> **Task statement**
Calculate how many lines in the following records hold the word "true", and report that number without comment.

----- Exercise input -----

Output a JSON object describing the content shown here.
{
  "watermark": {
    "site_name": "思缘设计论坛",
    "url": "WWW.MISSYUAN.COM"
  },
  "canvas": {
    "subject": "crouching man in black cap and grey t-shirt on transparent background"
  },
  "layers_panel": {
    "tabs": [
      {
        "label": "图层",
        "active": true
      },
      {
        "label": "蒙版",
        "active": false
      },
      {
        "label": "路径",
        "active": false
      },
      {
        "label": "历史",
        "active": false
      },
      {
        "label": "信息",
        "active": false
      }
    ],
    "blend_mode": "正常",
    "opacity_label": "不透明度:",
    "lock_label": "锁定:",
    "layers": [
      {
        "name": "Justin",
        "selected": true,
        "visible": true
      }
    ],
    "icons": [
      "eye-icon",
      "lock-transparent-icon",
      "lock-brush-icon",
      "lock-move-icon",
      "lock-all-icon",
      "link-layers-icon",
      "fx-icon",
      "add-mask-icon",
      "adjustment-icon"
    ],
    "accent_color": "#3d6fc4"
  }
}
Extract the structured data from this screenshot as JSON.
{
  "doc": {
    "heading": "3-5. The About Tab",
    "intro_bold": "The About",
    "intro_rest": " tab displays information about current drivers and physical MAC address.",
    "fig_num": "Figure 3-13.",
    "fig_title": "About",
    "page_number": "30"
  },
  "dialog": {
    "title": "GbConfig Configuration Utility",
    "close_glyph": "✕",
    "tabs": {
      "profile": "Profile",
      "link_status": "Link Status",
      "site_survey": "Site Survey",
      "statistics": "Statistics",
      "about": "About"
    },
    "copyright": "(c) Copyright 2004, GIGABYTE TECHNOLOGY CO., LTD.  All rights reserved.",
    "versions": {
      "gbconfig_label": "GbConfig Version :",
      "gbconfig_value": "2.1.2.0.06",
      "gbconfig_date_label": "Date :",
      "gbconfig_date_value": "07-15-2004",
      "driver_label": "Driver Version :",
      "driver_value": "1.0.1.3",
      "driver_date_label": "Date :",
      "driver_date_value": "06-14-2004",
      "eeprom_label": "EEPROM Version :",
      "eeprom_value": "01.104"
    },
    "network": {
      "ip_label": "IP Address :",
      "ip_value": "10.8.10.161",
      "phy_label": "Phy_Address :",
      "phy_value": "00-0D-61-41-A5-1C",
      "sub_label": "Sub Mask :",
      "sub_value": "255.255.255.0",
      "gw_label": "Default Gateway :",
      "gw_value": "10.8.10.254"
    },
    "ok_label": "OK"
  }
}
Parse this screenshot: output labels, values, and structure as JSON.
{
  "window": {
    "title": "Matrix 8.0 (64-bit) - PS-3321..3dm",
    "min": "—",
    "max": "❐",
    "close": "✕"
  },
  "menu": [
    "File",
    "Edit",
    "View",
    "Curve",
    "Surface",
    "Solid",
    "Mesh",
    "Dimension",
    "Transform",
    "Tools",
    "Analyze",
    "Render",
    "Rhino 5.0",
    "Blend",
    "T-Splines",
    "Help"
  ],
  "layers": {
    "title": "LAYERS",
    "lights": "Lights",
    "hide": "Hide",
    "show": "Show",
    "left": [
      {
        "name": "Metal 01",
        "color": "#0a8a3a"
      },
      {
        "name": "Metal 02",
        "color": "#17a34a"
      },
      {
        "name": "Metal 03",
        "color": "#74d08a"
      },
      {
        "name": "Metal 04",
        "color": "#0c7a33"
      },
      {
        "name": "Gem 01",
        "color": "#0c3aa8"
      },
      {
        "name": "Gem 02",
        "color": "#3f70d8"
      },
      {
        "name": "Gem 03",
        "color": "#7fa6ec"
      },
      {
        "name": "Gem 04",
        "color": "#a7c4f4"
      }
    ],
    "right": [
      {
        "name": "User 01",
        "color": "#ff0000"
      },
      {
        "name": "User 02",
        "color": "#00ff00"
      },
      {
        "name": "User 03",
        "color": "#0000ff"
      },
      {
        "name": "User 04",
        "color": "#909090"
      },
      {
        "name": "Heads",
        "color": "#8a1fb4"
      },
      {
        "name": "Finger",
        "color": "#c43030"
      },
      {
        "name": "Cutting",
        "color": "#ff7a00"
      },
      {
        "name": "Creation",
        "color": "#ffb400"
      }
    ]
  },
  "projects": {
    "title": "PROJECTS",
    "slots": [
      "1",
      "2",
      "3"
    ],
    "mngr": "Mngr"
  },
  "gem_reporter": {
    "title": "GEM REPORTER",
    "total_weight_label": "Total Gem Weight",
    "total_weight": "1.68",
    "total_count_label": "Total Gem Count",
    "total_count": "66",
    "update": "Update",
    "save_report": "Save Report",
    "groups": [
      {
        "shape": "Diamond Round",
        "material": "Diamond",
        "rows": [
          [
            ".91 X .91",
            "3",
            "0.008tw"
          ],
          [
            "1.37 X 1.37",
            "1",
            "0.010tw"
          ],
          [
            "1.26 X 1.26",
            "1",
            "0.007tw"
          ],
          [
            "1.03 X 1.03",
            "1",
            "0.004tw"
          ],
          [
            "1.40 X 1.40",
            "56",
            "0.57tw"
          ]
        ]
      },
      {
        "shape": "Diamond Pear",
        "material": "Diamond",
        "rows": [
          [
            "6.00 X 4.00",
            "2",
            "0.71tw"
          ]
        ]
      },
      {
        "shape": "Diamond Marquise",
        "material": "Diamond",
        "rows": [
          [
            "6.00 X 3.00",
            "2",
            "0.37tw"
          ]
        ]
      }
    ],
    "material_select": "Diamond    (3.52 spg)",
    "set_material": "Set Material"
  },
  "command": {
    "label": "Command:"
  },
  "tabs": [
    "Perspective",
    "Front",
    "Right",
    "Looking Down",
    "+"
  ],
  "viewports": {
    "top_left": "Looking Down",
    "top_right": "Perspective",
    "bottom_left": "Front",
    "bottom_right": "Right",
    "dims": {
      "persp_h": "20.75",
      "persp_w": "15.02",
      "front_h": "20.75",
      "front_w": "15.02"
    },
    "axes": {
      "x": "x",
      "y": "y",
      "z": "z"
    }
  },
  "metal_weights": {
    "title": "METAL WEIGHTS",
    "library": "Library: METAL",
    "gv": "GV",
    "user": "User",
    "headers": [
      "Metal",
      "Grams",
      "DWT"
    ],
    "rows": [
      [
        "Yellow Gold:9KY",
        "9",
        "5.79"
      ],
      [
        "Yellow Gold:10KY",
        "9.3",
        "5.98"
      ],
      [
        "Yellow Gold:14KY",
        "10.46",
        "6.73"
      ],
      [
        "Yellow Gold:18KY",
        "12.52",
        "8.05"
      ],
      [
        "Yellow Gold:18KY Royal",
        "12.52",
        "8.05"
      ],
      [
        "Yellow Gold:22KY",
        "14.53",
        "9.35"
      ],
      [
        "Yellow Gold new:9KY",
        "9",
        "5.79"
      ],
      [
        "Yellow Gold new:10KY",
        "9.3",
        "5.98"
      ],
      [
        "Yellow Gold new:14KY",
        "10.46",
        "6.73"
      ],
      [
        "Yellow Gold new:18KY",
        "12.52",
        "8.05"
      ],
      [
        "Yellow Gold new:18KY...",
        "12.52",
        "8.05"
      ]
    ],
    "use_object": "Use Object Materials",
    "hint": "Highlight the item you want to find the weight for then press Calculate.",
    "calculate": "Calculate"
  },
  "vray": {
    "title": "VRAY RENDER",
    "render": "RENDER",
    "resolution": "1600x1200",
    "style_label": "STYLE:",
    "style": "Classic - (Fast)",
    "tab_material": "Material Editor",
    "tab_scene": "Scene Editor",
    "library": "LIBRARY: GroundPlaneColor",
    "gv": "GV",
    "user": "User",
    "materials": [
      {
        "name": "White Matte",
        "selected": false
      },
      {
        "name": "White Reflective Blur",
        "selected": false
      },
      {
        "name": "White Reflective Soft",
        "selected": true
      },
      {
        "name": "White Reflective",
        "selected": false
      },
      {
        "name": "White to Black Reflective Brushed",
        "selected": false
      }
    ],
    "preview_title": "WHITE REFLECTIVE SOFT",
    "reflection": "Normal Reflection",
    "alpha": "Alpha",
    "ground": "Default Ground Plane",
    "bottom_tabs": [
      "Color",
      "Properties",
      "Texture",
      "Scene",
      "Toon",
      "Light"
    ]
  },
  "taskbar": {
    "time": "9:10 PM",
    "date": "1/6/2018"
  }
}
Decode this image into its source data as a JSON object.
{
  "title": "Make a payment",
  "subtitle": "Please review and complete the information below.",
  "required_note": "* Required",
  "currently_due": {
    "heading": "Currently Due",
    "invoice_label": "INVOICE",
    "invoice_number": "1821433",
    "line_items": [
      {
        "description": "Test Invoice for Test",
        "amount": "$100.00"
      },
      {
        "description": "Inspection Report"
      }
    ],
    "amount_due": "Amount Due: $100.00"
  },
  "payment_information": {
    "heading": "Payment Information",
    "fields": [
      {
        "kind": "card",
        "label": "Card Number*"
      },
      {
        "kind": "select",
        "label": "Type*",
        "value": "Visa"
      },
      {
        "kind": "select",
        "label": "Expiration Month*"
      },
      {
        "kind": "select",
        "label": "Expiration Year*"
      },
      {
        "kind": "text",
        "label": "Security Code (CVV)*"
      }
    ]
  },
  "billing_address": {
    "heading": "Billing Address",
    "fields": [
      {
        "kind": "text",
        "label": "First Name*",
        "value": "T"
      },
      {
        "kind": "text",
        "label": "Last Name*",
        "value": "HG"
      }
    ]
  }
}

-----

> **Full output**
4